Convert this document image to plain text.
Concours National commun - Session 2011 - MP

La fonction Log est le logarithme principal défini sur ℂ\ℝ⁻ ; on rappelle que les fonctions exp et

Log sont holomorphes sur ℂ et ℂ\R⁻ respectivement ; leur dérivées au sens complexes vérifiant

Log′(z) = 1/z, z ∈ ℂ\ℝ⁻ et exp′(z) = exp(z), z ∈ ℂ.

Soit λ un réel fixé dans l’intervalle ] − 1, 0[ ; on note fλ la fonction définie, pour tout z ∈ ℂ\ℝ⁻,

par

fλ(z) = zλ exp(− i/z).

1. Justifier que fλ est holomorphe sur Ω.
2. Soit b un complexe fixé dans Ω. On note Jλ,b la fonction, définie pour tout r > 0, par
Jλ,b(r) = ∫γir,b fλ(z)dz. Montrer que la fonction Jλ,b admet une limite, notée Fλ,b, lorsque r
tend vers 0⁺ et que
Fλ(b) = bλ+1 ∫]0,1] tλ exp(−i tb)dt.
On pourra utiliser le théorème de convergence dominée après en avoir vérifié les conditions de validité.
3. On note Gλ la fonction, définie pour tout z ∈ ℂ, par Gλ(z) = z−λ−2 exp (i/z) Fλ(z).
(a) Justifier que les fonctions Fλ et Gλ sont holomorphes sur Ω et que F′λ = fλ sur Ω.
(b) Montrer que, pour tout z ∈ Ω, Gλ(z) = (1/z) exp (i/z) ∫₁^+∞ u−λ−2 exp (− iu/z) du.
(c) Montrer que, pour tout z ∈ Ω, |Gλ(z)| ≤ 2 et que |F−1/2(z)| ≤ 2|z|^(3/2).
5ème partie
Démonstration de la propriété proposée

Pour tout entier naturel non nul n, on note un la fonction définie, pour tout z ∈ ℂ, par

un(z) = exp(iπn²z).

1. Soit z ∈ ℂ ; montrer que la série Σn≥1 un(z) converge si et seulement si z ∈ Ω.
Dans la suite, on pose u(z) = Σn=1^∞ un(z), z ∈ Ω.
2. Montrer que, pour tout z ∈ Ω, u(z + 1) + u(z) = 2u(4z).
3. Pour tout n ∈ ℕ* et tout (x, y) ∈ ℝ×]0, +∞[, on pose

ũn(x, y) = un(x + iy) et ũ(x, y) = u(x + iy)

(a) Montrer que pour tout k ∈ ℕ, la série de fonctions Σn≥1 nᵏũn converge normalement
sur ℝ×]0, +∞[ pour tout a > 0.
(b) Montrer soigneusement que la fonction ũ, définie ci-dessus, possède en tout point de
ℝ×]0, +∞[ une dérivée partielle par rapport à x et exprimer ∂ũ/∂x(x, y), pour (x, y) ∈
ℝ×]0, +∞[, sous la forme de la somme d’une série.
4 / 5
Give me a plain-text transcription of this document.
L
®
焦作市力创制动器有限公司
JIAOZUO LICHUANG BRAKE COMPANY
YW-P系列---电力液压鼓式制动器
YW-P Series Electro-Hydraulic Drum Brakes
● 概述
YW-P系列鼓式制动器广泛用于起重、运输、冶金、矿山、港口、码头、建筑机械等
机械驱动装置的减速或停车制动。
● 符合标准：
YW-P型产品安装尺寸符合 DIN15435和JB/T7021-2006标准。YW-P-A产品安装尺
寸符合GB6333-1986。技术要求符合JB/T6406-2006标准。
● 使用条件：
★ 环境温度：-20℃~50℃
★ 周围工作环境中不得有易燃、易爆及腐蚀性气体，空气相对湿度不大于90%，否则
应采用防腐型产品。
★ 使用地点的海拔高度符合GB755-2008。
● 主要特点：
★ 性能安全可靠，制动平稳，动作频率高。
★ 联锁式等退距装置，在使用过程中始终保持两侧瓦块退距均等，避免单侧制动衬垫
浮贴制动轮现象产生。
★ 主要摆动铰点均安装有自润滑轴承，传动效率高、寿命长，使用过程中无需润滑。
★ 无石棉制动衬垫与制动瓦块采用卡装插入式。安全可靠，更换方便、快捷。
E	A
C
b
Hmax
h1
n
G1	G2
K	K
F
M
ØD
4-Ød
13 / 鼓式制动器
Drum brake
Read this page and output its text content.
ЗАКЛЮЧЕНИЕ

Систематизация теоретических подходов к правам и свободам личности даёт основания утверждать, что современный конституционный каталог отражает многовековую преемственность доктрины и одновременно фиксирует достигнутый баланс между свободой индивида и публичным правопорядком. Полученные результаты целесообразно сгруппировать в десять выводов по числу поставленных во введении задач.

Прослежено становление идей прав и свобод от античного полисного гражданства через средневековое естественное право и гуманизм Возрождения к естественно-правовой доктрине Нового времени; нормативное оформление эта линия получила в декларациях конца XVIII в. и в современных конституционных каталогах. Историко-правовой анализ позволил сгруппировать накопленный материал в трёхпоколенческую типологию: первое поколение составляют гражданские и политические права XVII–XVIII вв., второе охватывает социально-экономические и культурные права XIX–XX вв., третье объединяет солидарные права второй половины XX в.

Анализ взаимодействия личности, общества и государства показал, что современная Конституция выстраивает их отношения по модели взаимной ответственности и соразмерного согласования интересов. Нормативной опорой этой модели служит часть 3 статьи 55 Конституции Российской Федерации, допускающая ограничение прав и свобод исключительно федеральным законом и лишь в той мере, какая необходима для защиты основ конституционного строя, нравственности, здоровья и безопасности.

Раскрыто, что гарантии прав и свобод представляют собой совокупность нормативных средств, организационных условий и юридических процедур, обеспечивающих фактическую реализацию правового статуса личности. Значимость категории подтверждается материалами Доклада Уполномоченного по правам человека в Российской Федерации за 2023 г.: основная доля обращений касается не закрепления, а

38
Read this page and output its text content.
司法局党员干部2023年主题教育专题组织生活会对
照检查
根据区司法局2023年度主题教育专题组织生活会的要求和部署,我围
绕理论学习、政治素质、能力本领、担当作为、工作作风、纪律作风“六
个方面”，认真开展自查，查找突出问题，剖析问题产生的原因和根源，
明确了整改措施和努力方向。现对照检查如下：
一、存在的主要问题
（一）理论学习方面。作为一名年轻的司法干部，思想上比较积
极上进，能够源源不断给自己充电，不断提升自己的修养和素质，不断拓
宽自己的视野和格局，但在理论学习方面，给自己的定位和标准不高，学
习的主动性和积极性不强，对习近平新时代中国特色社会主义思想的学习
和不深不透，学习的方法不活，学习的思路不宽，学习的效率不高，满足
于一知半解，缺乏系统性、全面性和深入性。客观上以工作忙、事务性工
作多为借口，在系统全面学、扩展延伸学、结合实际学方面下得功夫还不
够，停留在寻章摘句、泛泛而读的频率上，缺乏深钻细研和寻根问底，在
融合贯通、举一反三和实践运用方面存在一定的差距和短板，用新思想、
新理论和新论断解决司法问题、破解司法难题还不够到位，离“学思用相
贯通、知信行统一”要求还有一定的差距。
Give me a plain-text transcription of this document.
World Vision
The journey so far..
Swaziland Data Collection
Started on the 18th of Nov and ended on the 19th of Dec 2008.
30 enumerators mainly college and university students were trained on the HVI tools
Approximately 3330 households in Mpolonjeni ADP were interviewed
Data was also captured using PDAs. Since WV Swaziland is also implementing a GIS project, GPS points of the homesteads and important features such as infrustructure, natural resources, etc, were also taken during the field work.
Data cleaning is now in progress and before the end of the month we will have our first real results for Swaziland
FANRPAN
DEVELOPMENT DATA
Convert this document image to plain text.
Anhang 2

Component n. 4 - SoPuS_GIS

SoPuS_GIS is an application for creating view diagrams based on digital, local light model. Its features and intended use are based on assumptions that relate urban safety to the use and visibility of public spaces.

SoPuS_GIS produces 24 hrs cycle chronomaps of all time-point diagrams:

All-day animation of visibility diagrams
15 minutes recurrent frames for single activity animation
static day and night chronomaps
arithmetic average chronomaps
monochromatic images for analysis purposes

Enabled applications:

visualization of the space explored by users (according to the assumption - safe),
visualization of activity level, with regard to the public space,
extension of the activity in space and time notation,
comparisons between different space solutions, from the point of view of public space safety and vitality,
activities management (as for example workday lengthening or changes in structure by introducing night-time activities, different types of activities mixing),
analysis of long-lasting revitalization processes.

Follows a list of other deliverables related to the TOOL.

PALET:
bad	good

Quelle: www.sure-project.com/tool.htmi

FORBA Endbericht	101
_____
**GOAL**: Find all lines where the word "safety" appears. Copy them.

**EXERCISE RESULT**:
SoPuS_GIS is an application for creating view diagrams based on digital, local light model. Its features and intended use are based on assumptions that relate urban safety to the use and visibility of public spaces.
comparisons between different space solutions, from the point of view of public space safety and vitality,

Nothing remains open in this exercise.